* _WORK TASK_: An exact copy of all the data, minus the images, is required.

* _RECORDED INFORMATION_:
*****

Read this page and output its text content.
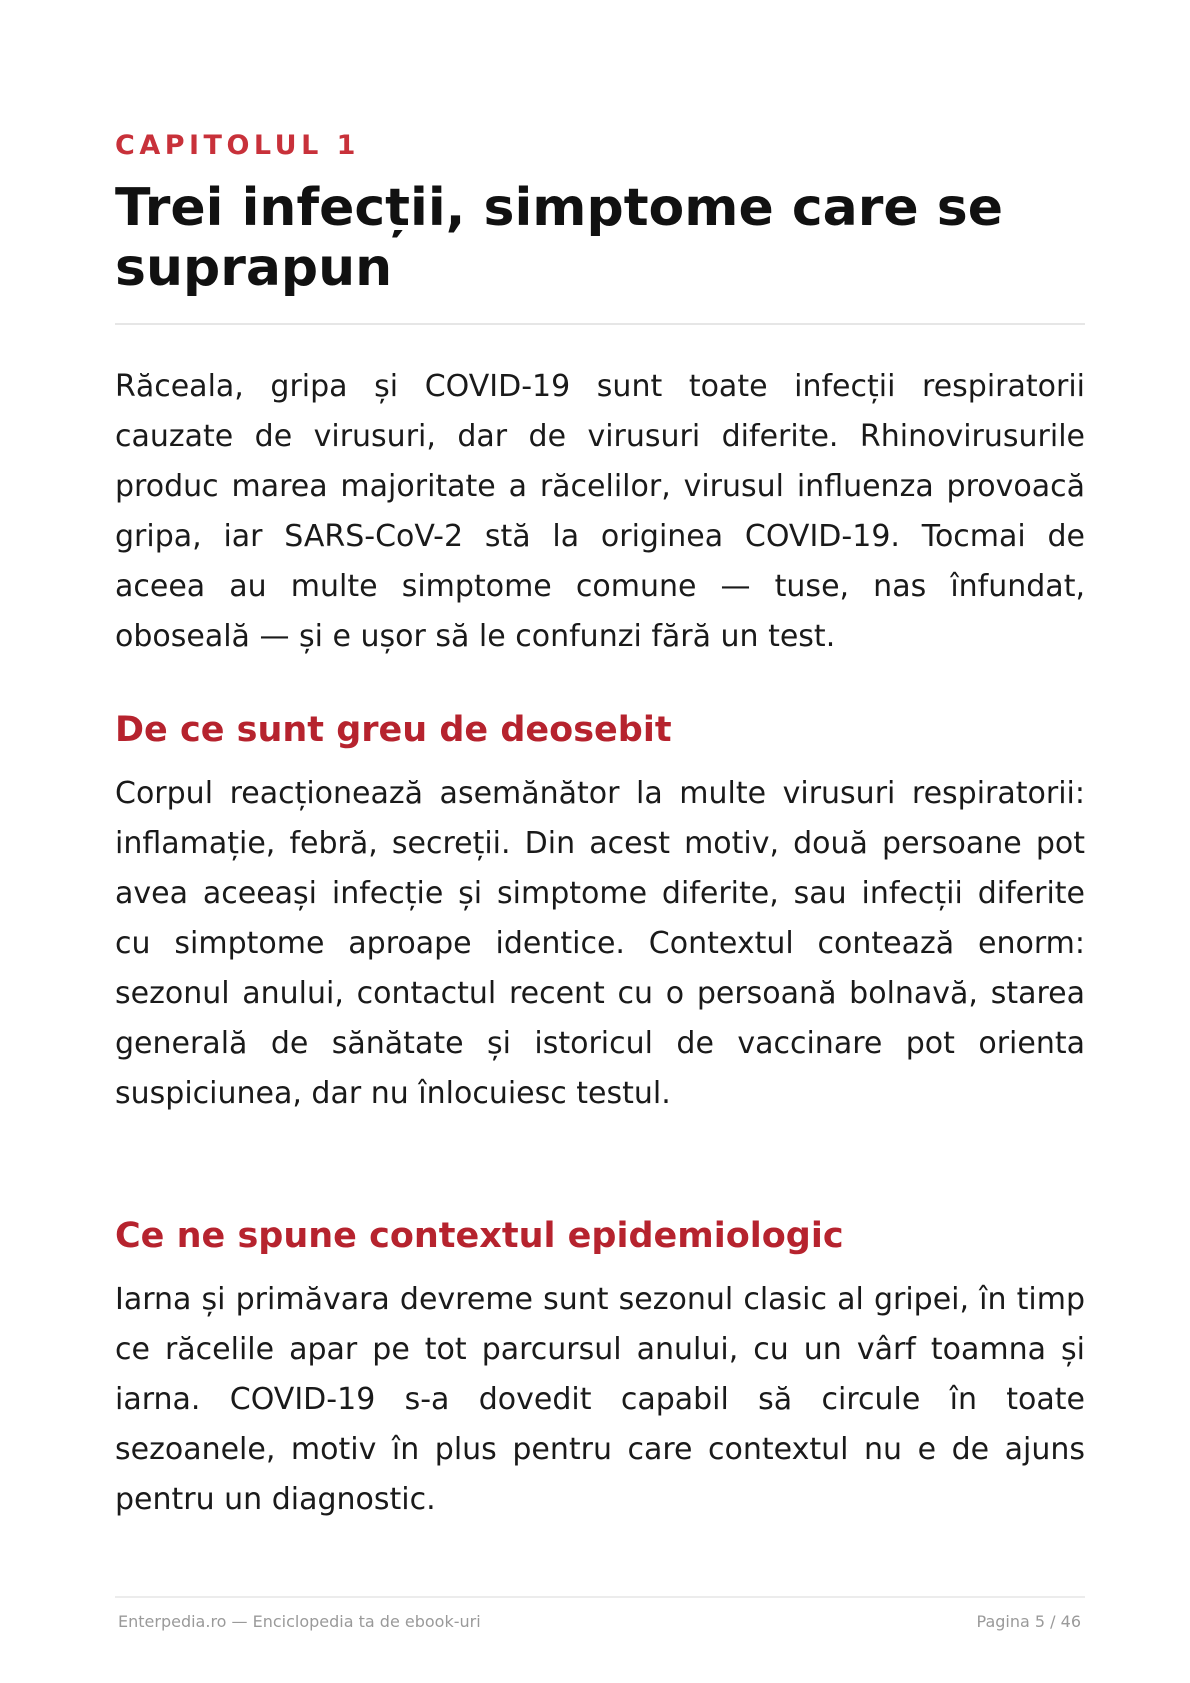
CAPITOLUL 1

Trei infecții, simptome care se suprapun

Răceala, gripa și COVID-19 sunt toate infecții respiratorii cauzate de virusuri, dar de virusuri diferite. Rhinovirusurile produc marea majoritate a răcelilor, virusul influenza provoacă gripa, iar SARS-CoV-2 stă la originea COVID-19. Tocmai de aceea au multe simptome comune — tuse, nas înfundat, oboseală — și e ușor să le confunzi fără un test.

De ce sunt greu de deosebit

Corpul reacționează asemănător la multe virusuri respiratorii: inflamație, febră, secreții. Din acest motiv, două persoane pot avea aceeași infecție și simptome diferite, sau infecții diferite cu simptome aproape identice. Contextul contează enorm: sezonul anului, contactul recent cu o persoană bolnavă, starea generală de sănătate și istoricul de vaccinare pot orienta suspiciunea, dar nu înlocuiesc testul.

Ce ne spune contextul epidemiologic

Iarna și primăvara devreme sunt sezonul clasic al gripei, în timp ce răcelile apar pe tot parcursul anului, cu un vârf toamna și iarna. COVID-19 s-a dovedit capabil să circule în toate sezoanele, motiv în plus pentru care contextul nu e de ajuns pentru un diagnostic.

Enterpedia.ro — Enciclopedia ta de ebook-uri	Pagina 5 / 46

*****

* _REPLY TO THE EXERCISE_:
Read this page and output its text content.
CAPITOLUL 1

Trei infecții, simptome care se suprapun

Răceala, gripa și COVID-19 sunt toate infecții respiratorii cauzate de virusuri, dar de virusuri diferite. Rhinovirusurile produc marea majoritate a răcelilor, virusul influenza provoacă gripa, iar SARS-CoV-2 stă la originea COVID-19. Tocmai de aceea au multe simptome comune — tuse, nas înfundat, oboseală — și e ușor să le confunzi fără un test.

De ce sunt greu de deosebit

Corpul reacționează asemănător la multe virusuri respiratorii: inflamație, febră, secreții. Din acest motiv, două persoane pot avea aceeași infecție și simptome diferite, sau infecții diferite cu simptome aproape identice. Contextul contează enorm: sezonul anului, contactul recent cu o persoană bolnavă, starea generală de sănătate și istoricul de vaccinare pot orienta suspiciunea, dar nu înlocuiesc testul.

Ce ne spune contextul epidemiologic

Iarna și primăvara devreme sunt sezonul clasic al gripei, în timp ce răcelile apar pe tot parcursul anului, cu un vârf toamna și iarna. COVID-19 s-a dovedit capabil să circule în toate sezoanele, motiv în plus pentru care contextul nu e de ajuns pentru un diagnostic.

Enterpedia.ro — Enciclopedia ta de ebook-uri	Pagina 5 / 46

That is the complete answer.